- [Problem to work on] Scan the data. Collect each line that contains the word "included".

- [Entries provided]
****

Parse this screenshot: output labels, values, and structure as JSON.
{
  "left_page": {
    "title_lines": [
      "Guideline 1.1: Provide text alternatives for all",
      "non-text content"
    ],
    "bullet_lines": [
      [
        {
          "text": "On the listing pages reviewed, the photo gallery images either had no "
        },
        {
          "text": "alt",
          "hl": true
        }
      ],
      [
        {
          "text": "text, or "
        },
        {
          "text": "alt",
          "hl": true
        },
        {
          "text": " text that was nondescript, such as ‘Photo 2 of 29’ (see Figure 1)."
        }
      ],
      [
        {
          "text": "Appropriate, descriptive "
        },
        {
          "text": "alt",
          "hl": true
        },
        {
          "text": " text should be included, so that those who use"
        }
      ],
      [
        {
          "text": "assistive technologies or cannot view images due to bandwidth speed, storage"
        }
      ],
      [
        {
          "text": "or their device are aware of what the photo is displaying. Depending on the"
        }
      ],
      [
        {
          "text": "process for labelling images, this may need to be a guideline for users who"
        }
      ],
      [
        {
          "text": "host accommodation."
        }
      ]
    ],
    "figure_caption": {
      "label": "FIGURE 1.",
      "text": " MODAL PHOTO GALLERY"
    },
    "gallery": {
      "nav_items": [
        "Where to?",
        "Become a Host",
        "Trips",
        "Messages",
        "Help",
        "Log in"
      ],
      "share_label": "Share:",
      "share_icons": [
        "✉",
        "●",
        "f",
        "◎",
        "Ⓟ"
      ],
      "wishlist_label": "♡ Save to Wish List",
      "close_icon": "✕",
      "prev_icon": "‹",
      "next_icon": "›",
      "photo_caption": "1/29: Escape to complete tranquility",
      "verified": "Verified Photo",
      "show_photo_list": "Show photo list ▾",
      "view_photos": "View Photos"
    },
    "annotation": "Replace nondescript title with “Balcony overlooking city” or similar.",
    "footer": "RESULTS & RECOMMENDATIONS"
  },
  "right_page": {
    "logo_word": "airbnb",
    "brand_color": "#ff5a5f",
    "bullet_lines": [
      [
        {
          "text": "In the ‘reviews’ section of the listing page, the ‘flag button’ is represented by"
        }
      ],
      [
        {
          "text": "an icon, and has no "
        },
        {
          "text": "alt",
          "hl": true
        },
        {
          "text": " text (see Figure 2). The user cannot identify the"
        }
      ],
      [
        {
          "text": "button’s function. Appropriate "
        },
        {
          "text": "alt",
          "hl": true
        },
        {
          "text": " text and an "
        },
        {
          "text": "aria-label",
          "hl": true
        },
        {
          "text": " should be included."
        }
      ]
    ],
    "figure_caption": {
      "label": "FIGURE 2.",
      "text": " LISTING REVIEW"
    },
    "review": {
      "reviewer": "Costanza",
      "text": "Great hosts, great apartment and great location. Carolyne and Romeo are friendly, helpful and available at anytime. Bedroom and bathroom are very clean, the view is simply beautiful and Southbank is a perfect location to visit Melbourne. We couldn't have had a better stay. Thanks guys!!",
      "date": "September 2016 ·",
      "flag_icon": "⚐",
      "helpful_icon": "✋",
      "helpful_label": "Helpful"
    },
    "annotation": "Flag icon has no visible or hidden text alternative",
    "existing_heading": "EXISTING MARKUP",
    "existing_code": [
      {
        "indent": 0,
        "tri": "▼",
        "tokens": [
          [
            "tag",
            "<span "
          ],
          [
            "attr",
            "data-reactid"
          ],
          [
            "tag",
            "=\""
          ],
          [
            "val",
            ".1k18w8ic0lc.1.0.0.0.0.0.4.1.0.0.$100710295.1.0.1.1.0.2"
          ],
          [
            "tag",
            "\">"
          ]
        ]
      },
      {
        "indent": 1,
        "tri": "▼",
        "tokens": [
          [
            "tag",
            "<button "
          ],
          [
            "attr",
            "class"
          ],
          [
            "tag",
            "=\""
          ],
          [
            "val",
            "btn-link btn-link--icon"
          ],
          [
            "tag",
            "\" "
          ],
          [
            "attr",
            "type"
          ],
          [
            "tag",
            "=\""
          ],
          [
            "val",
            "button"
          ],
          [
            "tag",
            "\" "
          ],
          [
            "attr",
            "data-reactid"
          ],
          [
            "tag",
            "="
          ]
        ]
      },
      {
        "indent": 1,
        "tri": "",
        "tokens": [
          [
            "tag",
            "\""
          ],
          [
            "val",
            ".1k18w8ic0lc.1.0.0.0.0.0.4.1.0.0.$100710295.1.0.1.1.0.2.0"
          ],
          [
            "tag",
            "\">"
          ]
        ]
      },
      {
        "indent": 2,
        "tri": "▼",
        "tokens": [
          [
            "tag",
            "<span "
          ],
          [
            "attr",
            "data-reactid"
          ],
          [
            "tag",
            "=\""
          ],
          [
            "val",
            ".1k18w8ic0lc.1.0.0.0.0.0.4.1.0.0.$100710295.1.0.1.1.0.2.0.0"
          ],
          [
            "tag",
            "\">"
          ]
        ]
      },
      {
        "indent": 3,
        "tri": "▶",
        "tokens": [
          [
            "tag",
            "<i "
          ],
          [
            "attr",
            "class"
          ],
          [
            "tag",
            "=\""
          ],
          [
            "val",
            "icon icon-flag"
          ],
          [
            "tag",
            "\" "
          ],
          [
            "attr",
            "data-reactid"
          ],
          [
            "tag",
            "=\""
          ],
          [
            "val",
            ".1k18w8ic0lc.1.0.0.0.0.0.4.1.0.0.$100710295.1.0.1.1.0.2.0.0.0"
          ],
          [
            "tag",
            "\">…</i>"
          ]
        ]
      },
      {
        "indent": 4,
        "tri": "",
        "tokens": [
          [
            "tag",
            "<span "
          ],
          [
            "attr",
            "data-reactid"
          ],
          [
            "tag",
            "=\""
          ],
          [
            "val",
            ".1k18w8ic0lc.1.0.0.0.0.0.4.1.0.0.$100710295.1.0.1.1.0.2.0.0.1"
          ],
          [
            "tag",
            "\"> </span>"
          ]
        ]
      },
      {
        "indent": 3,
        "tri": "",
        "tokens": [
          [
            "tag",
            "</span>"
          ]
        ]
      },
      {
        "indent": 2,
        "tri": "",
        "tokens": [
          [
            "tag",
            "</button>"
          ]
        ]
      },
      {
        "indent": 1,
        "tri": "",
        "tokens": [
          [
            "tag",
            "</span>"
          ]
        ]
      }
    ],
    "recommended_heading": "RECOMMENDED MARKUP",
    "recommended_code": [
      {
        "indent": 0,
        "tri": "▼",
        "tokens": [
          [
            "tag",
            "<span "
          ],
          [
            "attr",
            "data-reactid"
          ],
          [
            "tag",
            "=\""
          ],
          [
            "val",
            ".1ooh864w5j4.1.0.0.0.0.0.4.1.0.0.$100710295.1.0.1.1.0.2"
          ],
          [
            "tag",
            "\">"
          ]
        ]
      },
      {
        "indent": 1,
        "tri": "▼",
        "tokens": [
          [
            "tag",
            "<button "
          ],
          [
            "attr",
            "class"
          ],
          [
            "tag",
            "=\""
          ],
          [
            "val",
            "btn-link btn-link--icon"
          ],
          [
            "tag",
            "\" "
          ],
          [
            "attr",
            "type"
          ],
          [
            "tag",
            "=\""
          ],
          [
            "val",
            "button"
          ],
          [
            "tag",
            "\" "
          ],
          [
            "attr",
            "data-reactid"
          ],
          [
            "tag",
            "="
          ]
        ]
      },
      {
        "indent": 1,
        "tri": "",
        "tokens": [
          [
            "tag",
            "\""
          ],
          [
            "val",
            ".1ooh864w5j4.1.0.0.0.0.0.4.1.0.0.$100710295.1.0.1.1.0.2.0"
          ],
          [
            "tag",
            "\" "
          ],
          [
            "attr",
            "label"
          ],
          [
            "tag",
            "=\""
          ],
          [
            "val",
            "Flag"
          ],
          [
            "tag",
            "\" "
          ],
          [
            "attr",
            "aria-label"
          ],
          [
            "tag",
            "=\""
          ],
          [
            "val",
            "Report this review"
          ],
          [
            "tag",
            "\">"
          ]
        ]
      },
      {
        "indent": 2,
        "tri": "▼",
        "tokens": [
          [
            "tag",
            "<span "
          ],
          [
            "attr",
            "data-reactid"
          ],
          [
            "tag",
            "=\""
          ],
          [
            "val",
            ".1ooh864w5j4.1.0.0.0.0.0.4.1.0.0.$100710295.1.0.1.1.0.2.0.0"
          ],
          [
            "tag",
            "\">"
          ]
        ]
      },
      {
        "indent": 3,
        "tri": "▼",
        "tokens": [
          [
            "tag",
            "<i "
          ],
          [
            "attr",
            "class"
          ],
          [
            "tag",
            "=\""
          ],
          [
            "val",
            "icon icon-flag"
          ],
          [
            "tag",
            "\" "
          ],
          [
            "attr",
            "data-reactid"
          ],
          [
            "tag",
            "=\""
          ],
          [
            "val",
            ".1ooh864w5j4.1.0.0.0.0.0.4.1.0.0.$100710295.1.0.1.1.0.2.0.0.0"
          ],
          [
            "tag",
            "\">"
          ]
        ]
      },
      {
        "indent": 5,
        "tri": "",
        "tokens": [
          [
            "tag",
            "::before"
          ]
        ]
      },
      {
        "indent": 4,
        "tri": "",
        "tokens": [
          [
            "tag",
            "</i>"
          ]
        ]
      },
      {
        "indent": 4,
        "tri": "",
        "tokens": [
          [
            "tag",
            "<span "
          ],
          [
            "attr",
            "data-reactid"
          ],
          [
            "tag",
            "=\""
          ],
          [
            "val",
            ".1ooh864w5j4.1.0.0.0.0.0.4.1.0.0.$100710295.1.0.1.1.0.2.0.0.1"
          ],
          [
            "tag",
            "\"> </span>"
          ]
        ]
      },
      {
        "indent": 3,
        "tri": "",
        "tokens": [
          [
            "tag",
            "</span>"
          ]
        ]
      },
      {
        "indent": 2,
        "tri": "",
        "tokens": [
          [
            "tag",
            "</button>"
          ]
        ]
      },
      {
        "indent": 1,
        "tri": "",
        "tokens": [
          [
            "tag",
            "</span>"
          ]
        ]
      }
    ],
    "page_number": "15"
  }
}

****

- [Full response]
          "text": " text should be included, so that those who use"
          "text": " should be included."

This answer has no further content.